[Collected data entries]

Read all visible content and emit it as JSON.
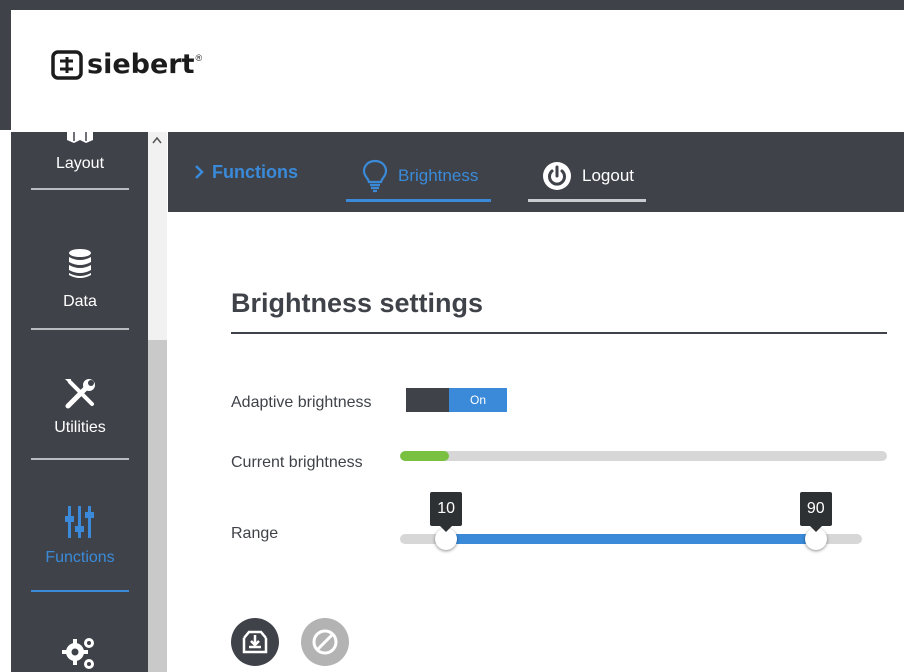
{
  "logo": {
    "text": "siebert",
    "reg": "®"
  },
  "sidebar": {
    "items": [
      {
        "label": "Layout",
        "icon": "layout-icon"
      },
      {
        "label": "Data",
        "icon": "database-icon"
      },
      {
        "label": "Utilities",
        "icon": "tools-icon"
      },
      {
        "label": "Functions",
        "icon": "sliders-icon",
        "active": true
      },
      {
        "label": "",
        "icon": "gears-icon"
      }
    ]
  },
  "topnav": {
    "crumb": "Functions",
    "tabs": [
      {
        "label": "Brightness",
        "icon": "lightbulb-icon",
        "active": true
      },
      {
        "label": "Logout",
        "icon": "power-icon"
      }
    ]
  },
  "settings": {
    "title": "Brightness settings",
    "adaptive": {
      "label": "Adaptive brightness",
      "state": "On"
    },
    "current": {
      "label": "Current brightness",
      "level_fraction": 0.1
    },
    "range": {
      "label": "Range",
      "min": 10,
      "max": 90,
      "scale_min": 0,
      "scale_max": 100
    }
  },
  "colors": {
    "accent": "#3a8ad9",
    "dark": "#3f4349",
    "meter": "#7ac142"
  }
}
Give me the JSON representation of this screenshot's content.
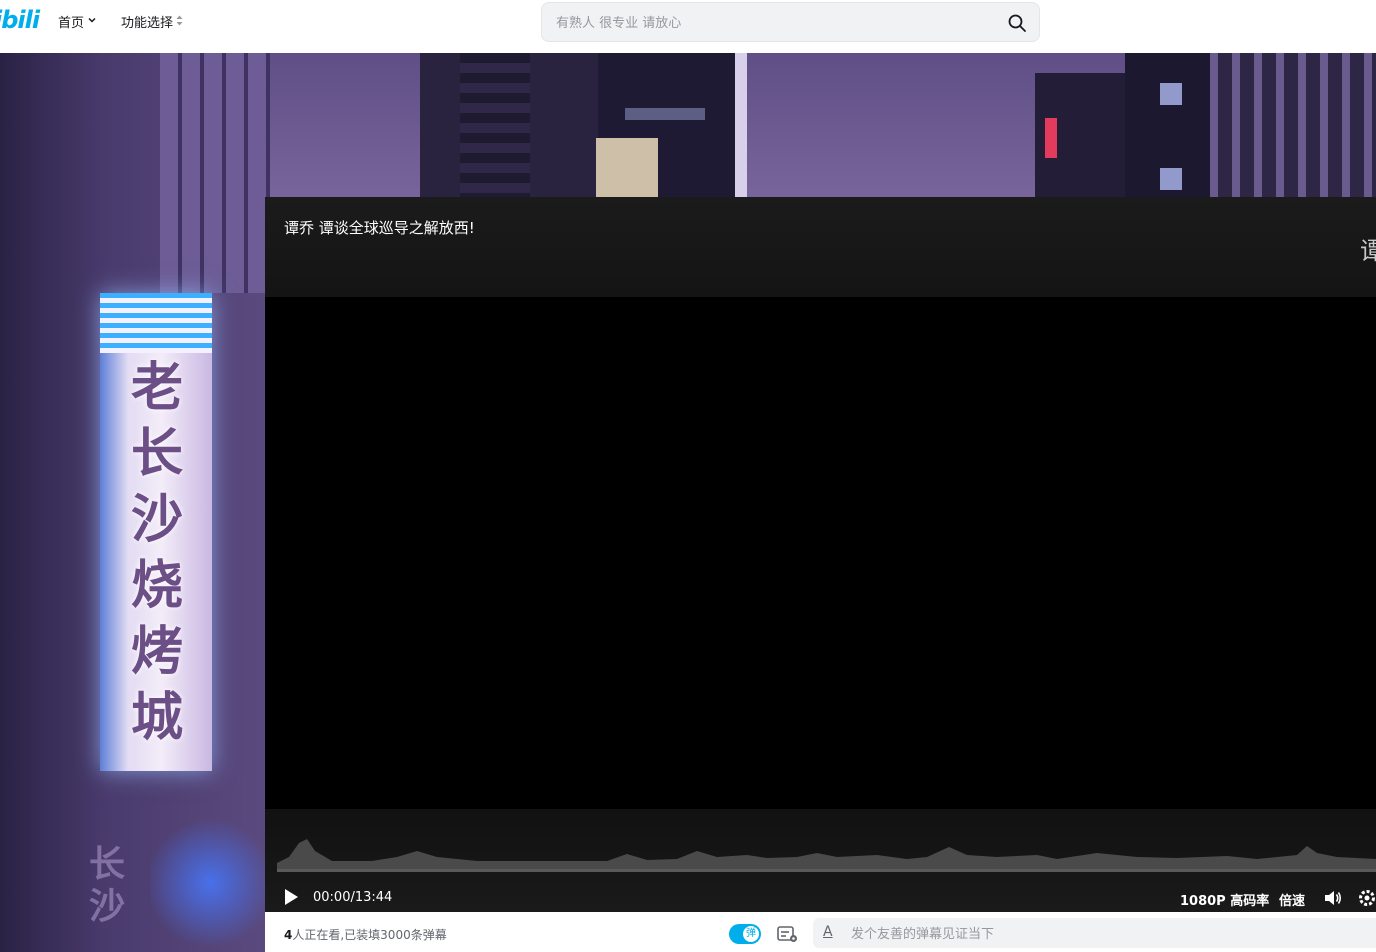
{
  "header": {
    "logo_text": "ibili",
    "nav": [
      {
        "label": "首页",
        "icon": "chevron-down-icon"
      },
      {
        "label": "功能选择",
        "icon": "sort-icon"
      }
    ],
    "search_placeholder": "有熟人 很专业 请放心",
    "search_icon": "search-icon"
  },
  "background": {
    "sign_text": "老长沙烧烤城",
    "sign2_text": "长沙"
  },
  "player": {
    "title": "谭乔 谭谈全球巡导之解放西!",
    "side_char": "谭",
    "progress": 0,
    "time": "00:00/13:44",
    "quality": "1080P 高码率",
    "speed": "倍速"
  },
  "danmaku": {
    "viewers_count": "4",
    "viewers_text": "人正在看,已装填3000条弹幕",
    "toggle_label": "弹",
    "toggle_on": true,
    "input_placeholder": "发个友善的弹幕见证当下",
    "accent": "#00aeec"
  }
}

_GIVEN INSTRUCTION_
Retype everything in the material word for word, minus pictures.

_RESULT BELOW_
Read all visible content and emit it as JSON.
{
  "logo": {
    "text": "siebert",
    "reg": "®"
  },
  "sidebar": {
    "items": [
      {
        "label": "Layout",
        "icon": "layout-icon"
      },
      {
        "label": "Data",
        "icon": "database-icon"
      },
      {
        "label": "Utilities",
        "icon": "tools-icon"
      },
      {
        "label": "Functions",
        "icon": "sliders-icon",
        "active": true
      },
      {
        "label": "",
        "icon": "gears-icon"
      }
    ]
  },
  "topnav": {
    "crumb": "Functions",
    "tabs": [
      {
        "label": "Brightness",
        "icon": "lightbulb-icon",
        "active": true
      },
      {
        "label": "Logout",
        "icon": "power-icon"
      }
    ]
  },
  "settings": {
    "title": "Brightness settings",
    "adaptive": {
      "label": "Adaptive brightness",
      "state": "On"
    },
    "current": {
      "label": "Current brightness",
      "level_fraction": 0.1
    },
    "range": {
      "label": "Range",
      "min": 10,
      "max": 90,
      "scale_min": 0,
      "scale_max": 100
    }
  },
  "colors": {
    "accent": "#3a8ad9",
    "dark": "#3f4349",
    "meter": "#7ac142"
  }
}
Give me the JSON representation of this screenshot's content.
{
  "header": {
    "logo_text": "ibili",
    "nav": [
      {
        "label": "首页",
        "icon": "chevron-down-icon"
      },
      {
        "label": "功能选择",
        "icon": "sort-icon"
      }
    ],
    "search_placeholder": "有熟人 很专业 请放心",
    "search_icon": "search-icon"
  },
  "background": {
    "sign_text": "老长沙烧烤城",
    "sign2_text": "长沙"
  },
  "player": {
    "title": "谭乔 谭谈全球巡导之解放西!",
    "side_char": "谭",
    "progress": 0,
    "time": "00:00/13:44",
    "quality": "1080P 高码率",
    "speed": "倍速"
  },
  "danmaku": {
    "viewers_count": "4",
    "viewers_text": "人正在看,已装填3000条弹幕",
    "toggle_label": "弹",
    "toggle_on": true,
    "input_placeholder": "发个友善的弹幕见证当下",
    "accent": "#00aeec"
  }
}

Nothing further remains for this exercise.